### [Written task]
Find the lines holding "已知点A" and copy them.

[Dataset entries]
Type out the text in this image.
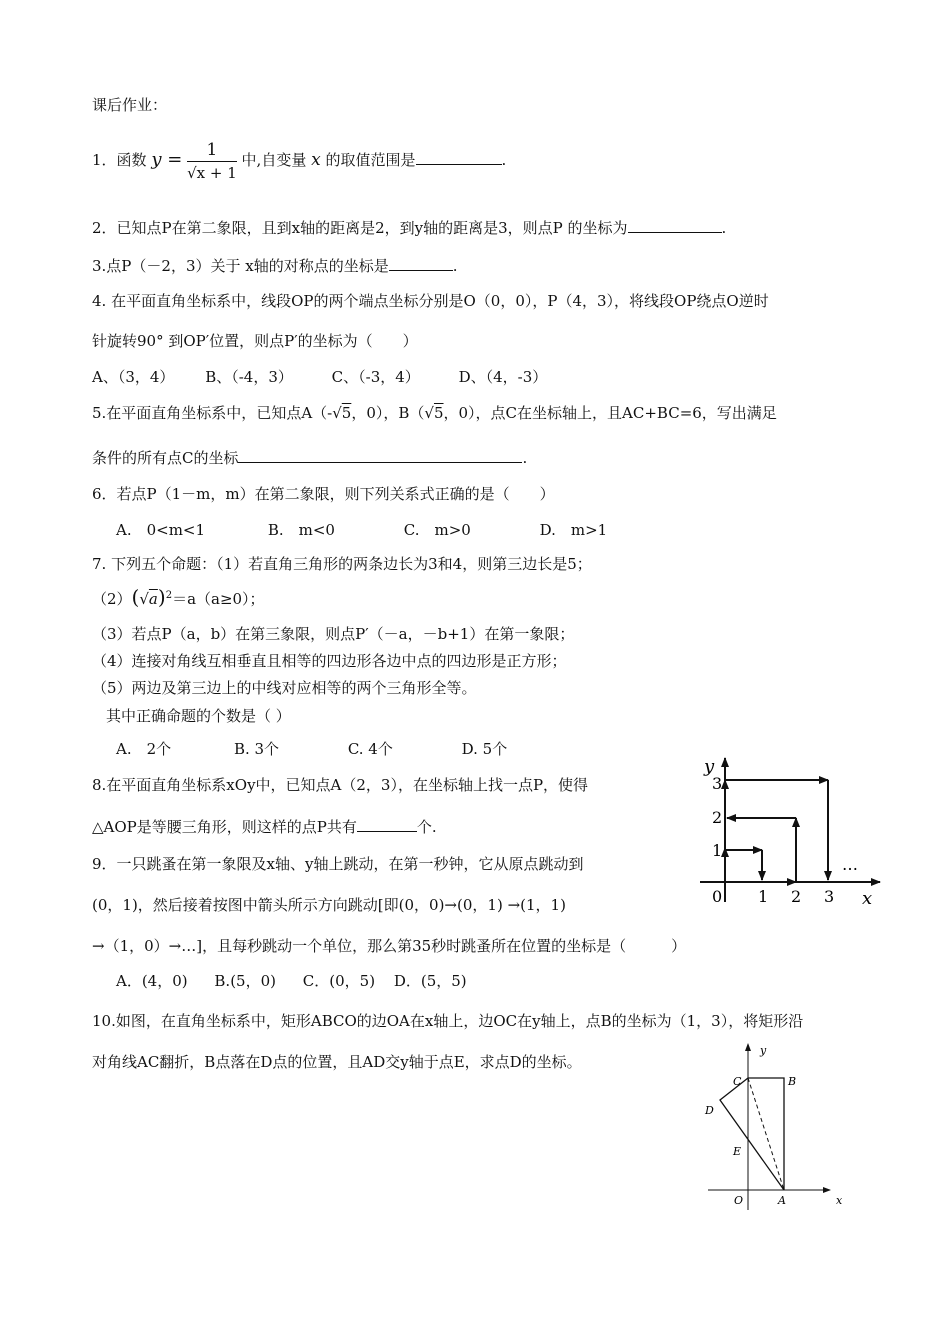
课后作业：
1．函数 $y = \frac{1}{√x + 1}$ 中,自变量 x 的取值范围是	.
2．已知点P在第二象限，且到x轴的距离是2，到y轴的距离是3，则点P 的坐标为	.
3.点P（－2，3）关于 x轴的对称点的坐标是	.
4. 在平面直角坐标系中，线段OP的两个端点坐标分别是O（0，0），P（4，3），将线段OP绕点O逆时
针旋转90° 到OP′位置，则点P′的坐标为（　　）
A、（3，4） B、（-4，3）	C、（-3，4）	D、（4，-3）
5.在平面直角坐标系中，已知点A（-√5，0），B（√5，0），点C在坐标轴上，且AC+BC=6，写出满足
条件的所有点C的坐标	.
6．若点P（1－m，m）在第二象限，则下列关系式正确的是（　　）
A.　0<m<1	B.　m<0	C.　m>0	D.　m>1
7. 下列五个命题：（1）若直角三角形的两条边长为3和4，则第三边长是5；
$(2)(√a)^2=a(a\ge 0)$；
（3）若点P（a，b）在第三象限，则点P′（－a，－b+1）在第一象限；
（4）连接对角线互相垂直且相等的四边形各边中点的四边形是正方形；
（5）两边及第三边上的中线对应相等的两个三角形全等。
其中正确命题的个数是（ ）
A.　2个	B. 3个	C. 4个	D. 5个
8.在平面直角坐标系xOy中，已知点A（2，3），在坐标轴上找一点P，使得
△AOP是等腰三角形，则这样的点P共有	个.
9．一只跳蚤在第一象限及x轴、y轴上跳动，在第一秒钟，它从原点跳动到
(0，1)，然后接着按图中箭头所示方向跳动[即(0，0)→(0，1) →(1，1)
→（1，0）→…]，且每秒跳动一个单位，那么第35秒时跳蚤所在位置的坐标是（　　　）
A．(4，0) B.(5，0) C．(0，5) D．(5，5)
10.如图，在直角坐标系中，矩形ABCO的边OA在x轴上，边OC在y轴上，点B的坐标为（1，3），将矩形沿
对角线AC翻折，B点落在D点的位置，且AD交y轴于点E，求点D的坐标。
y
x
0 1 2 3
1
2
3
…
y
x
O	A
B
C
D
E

### [Reply]
5.在平面直角坐标系中，已知点A（-√5，0），B（√5，0），点C在坐标轴上，且AC+BC=6，写出满足
8.在平面直角坐标系xOy中，已知点A（2，3），在坐标轴上找一点P，使得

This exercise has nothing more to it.